Aim of the task: Below are some records; repeat them all exactly, minus the pictures.

— START Task input —

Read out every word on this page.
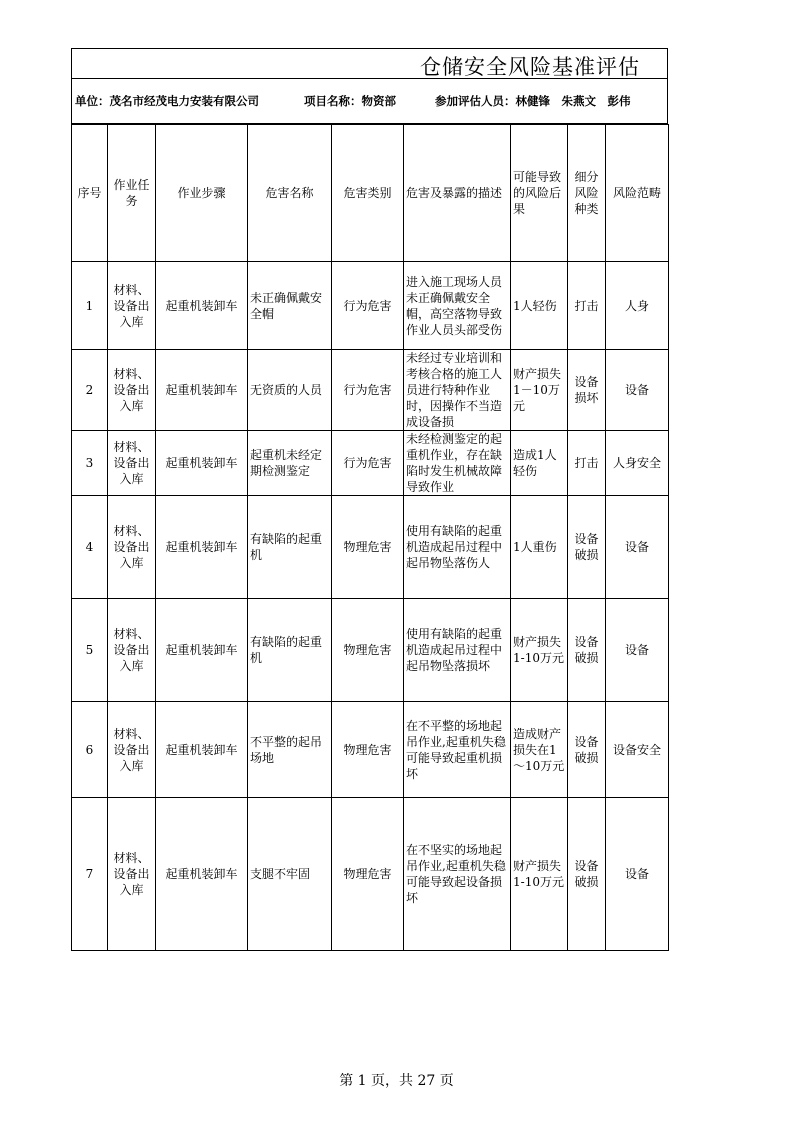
仓储安全风险基准评估
单位：茂名市经茂电力安装有限公司	项目名称：物资部	参加评估人员：林健锋　朱燕文　彭伟
序号	作业任务	作业步骤	危害名称	危害类别	危害及暴露的描述	可能导致的风险后果	细分风险种类	风险范畴
1	材料、设备出入库	起重机装卸车	未正确佩戴安全帽	行为危害	进入施工现场人员未正确佩戴安全帽，高空落物导致作业人员头部受伤	1人轻伤	打击	人身
2	材料、设备出入库	起重机装卸车	无资质的人员	行为危害	未经过专业培训和考核合格的施工人员进行特种作业时，因操作不当造成设备损	财产损失1－10万元	设备损坏	设备
3	材料、设备出入库	起重机装卸车	起重机未经定期检测鉴定	行为危害	未经检测鉴定的起重机作业，存在缺陷时发生机械故障导致作业	造成1人轻伤	打击	人身安全
4	材料、设备出入库	起重机装卸车	有缺陷的起重机	物理危害	使用有缺陷的起重机造成起吊过程中起吊物坠落伤人	1人重伤	设备破损	设备
5	材料、设备出入库	起重机装卸车	有缺陷的起重机	物理危害	使用有缺陷的起重机造成起吊过程中起吊物坠落损坏	财产损失1-10万元	设备破损	设备
6	材料、设备出入库	起重机装卸车	不平整的起吊场地	物理危害	在不平整的场地起吊作业,起重机失稳可能导致起重机损坏	造成财产损失在1～10万元	设备破损	设备安全
7	材料、设备出入库	起重机装卸车	支腿不牢固	物理危害	在不坚实的场地起吊作业,起重机失稳可能导致起设备损坏	财产损失1-10万元	设备破损	设备
第 1 页，共 27 页
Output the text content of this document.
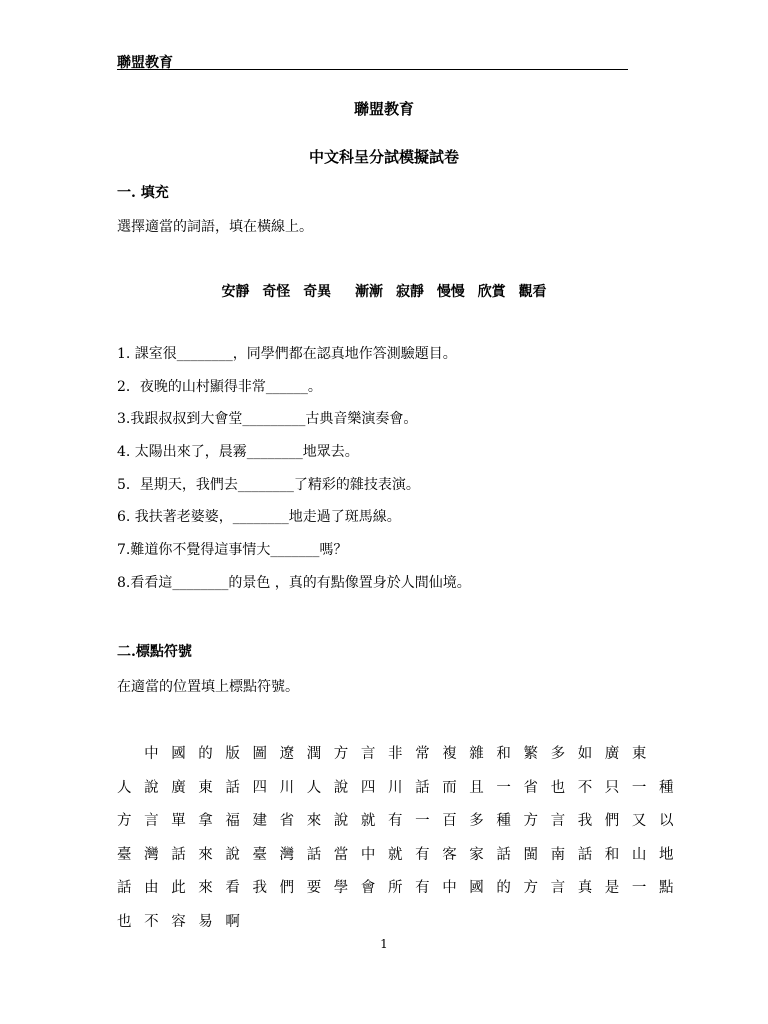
聯盟教育
聯盟教育
中文科呈分試模擬試卷
一. 填充
選擇適當的詞語，填在橫線上。
安靜 奇怪 奇異 漸漸 寂靜 慢慢 欣賞 觀看
1. 課室很________，同學們都在認真地作答測驗題目。
2．夜晚的山村顯得非常______。
3.我跟叔叔到大會堂_________古典音樂演奏會。
4. 太陽出來了，晨霧________地眾去。
5．星期天，我們去________了精彩的雜技表演。
6. 我扶著老婆婆，________地走過了斑馬線。
7.難道你不覺得這事情大_______嗎？
8.看看這________的景色 ，真的有點像置身於人間仙境。
二.標點符號
在適當的位置填上標點符號。
　中國的版圖遼潤方言非常複雜和繁多如廣東
人說廣東話四川人說四川話而且一省也不只一種
方言單拿福建省來說就有一百多種方言我們又以
臺灣話來說臺灣話當中就有客家話閩南話和山地
話由此來看我們要學會所有中國的方言真是一點
也不容易啊
1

— END Task input —

Answer below:
Read out every word on this page.
仓储安全风险基准评估
单位：茂名市经茂电力安装有限公司	项目名称：物资部	参加评估人员：林健锋　朱燕文　彭伟
序号	作业任务	作业步骤	危害名称	危害类别	危害及暴露的描述	可能导致的风险后果	细分风险种类	风险范畴
1	材料、设备出入库	起重机装卸车	未正确佩戴安全帽	行为危害	进入施工现场人员未正确佩戴安全帽，高空落物导致作业人员头部受伤	1人轻伤	打击	人身
2	材料、设备出入库	起重机装卸车	无资质的人员	行为危害	未经过专业培训和考核合格的施工人员进行特种作业时，因操作不当造成设备损	财产损失1－10万元	设备损坏	设备
3	材料、设备出入库	起重机装卸车	起重机未经定期检测鉴定	行为危害	未经检测鉴定的起重机作业，存在缺陷时发生机械故障导致作业	造成1人轻伤	打击	人身安全
4	材料、设备出入库	起重机装卸车	有缺陷的起重机	物理危害	使用有缺陷的起重机造成起吊过程中起吊物坠落伤人	1人重伤	设备破损	设备
5	材料、设备出入库	起重机装卸车	有缺陷的起重机	物理危害	使用有缺陷的起重机造成起吊过程中起吊物坠落损坏	财产损失1-10万元	设备破损	设备
6	材料、设备出入库	起重机装卸车	不平整的起吊场地	物理危害	在不平整的场地起吊作业,起重机失稳可能导致起重机损坏	造成财产损失在1～10万元	设备破损	设备安全
7	材料、设备出入库	起重机装卸车	支腿不牢固	物理危害	在不坚实的场地起吊作业,起重机失稳可能导致起设备损坏	财产损失1-10万元	设备破损	设备
第 1 页，共 27 页
Output the text content of this document.
聯盟教育
聯盟教育
中文科呈分試模擬試卷
一. 填充
選擇適當的詞語，填在橫線上。
安靜 奇怪 奇異 漸漸 寂靜 慢慢 欣賞 觀看
1. 課室很________，同學們都在認真地作答測驗題目。
2．夜晚的山村顯得非常______。
3.我跟叔叔到大會堂_________古典音樂演奏會。
4. 太陽出來了，晨霧________地眾去。
5．星期天，我們去________了精彩的雜技表演。
6. 我扶著老婆婆，________地走過了斑馬線。
7.難道你不覺得這事情大_______嗎？
8.看看這________的景色 ，真的有點像置身於人間仙境。
二.標點符號
在適當的位置填上標點符號。
　中國的版圖遼潤方言非常複雜和繁多如廣東
人說廣東話四川人說四川話而且一省也不只一種
方言單拿福建省來說就有一百多種方言我們又以
臺灣話來說臺灣話當中就有客家話閩南話和山地
話由此來看我們要學會所有中國的方言真是一點
也不容易啊
1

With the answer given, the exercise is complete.